Saved entries:
** start **

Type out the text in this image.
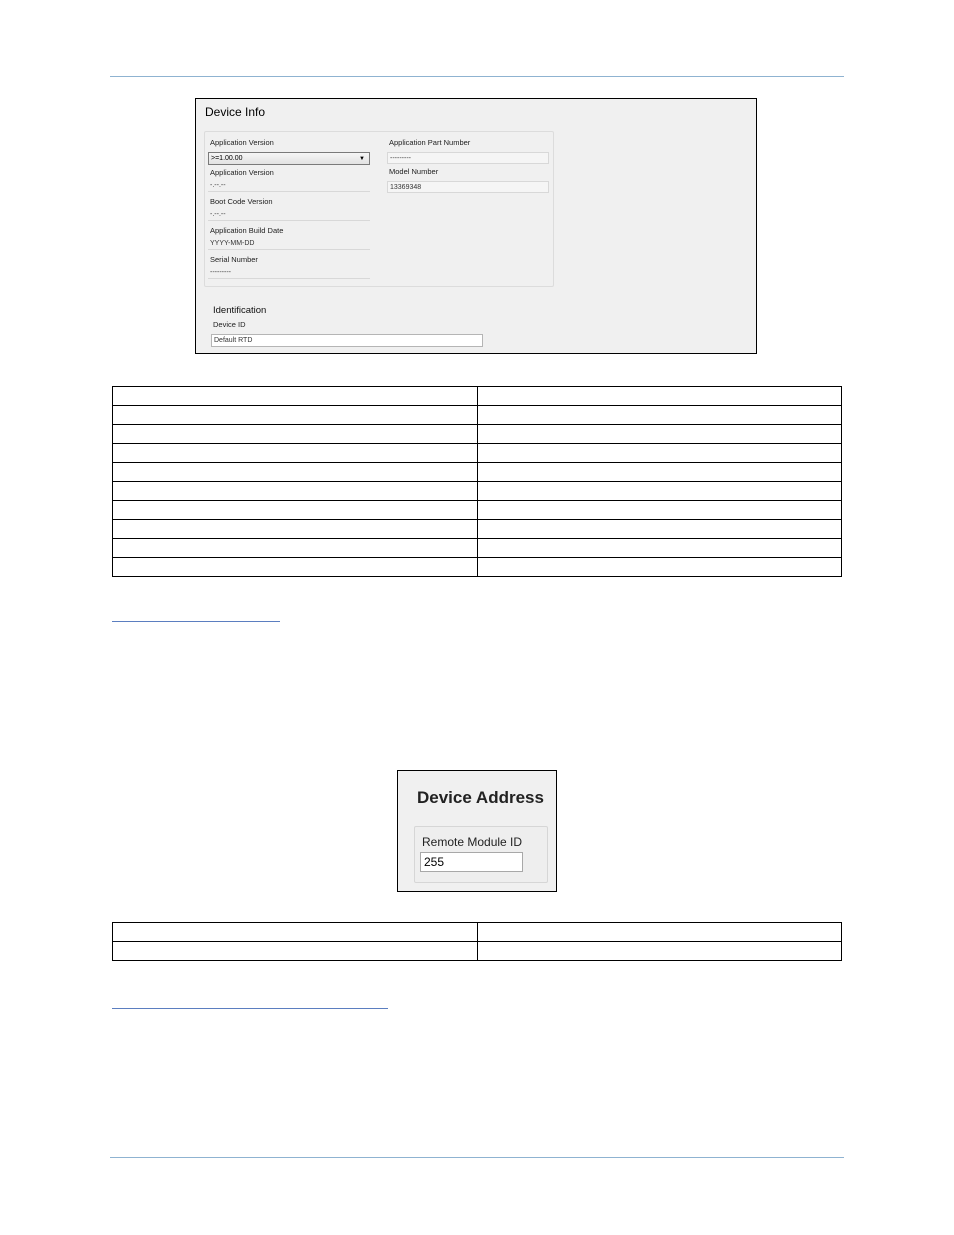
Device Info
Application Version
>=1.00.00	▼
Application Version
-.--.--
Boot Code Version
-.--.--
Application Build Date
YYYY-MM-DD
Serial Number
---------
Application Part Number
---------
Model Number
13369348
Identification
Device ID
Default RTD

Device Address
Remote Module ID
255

** end **
** start **

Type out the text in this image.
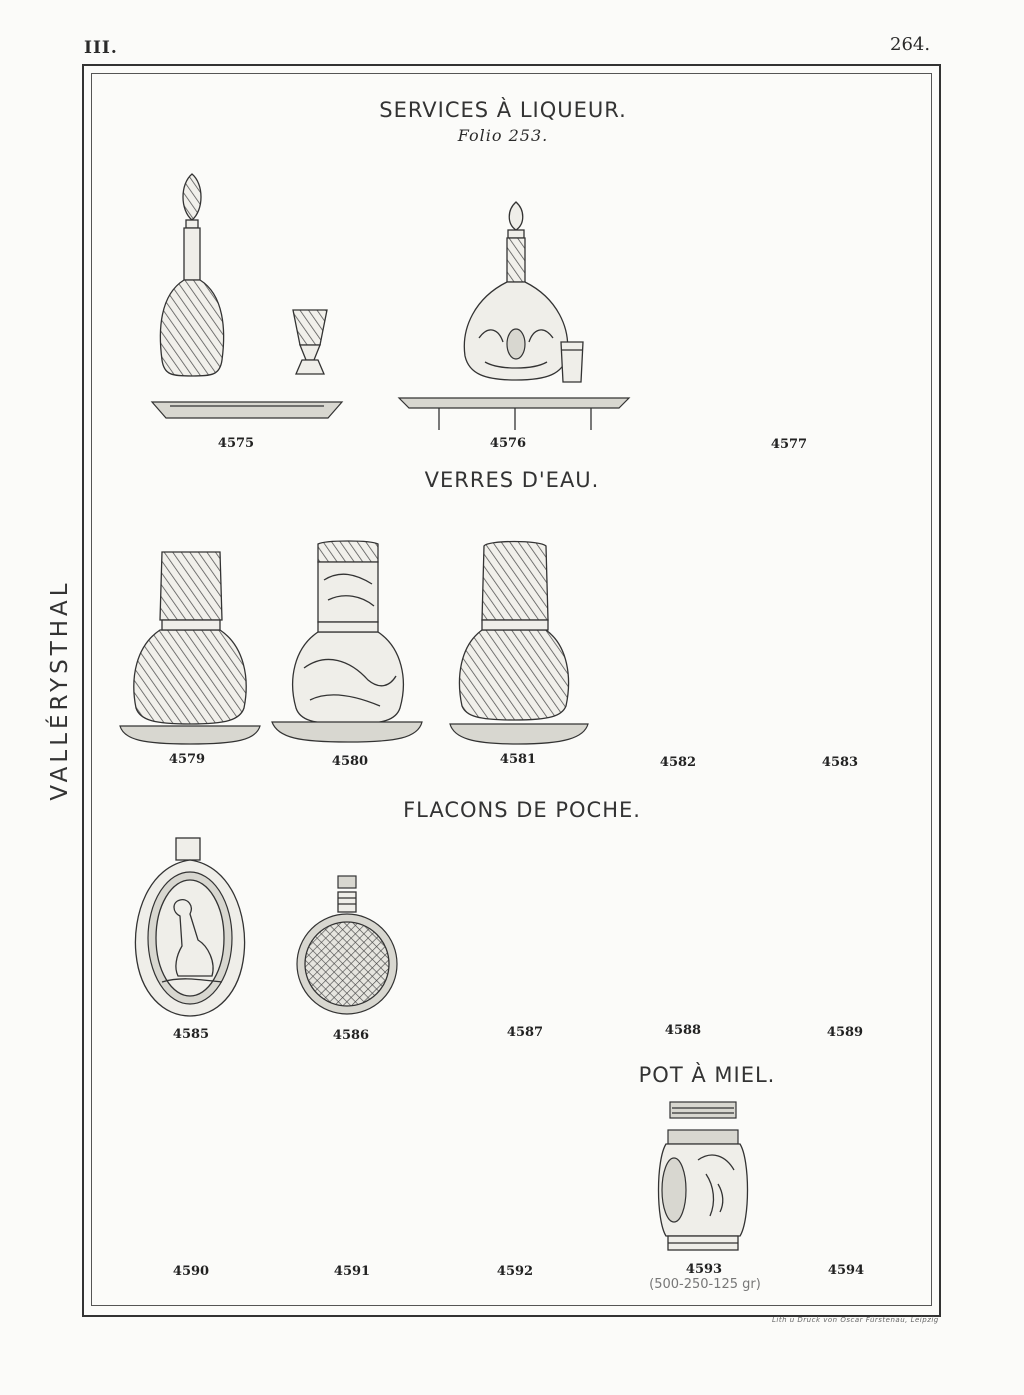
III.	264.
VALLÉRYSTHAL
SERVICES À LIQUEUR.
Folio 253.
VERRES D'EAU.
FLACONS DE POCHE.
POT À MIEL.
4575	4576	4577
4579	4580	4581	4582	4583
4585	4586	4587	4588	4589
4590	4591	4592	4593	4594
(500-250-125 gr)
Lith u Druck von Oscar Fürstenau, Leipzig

** end **
** start **

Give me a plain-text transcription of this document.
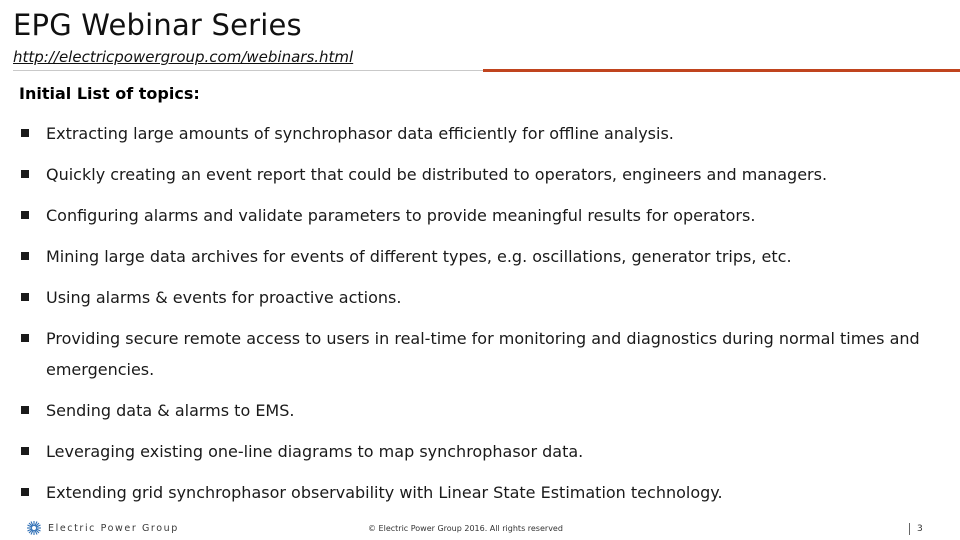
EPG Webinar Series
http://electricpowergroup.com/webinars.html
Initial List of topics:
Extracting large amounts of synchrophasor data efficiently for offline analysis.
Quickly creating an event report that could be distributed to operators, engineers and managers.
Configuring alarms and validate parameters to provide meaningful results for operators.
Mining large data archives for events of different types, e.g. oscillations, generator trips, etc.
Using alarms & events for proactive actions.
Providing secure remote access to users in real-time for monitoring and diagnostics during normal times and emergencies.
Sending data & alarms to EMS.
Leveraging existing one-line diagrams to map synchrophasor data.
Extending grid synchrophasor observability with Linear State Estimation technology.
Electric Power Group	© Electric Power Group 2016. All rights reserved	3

** end **

Give only the number of lines in the preceding material that contain the string "data".

4